Task details
Which lines in the records below contain the word "label"? Copy each one out.

Extracted material
···
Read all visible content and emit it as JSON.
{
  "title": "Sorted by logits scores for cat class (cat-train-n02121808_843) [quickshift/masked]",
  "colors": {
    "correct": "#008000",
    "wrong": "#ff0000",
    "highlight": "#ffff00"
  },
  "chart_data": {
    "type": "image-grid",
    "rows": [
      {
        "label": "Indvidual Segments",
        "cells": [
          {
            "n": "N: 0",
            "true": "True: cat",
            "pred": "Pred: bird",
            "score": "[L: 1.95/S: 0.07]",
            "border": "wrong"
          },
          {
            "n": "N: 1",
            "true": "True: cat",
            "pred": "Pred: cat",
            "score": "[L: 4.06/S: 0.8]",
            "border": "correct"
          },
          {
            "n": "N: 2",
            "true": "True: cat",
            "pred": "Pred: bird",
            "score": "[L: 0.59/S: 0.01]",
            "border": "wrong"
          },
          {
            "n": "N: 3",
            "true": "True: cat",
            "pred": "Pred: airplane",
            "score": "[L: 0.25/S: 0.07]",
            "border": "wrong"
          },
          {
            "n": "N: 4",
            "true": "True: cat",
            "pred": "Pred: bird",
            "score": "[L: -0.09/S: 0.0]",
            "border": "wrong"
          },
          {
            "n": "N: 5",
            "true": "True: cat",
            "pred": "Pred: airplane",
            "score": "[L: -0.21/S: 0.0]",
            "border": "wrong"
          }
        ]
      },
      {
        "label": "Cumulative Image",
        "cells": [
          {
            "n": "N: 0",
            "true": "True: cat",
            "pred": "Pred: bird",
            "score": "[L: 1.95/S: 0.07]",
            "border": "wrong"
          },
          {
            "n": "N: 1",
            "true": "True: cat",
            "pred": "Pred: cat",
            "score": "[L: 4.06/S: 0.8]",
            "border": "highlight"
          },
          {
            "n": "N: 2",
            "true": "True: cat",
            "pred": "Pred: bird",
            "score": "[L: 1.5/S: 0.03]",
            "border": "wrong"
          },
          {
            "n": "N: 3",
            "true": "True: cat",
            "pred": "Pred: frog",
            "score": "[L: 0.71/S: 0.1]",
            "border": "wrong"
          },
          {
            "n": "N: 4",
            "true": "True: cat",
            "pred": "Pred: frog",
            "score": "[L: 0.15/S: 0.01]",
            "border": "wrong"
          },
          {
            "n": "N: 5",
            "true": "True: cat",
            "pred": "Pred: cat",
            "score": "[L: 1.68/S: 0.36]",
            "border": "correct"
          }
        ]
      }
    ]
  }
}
···
The completed task
        "label": "Indvidual Segments",
        "label": "Cumulative Image",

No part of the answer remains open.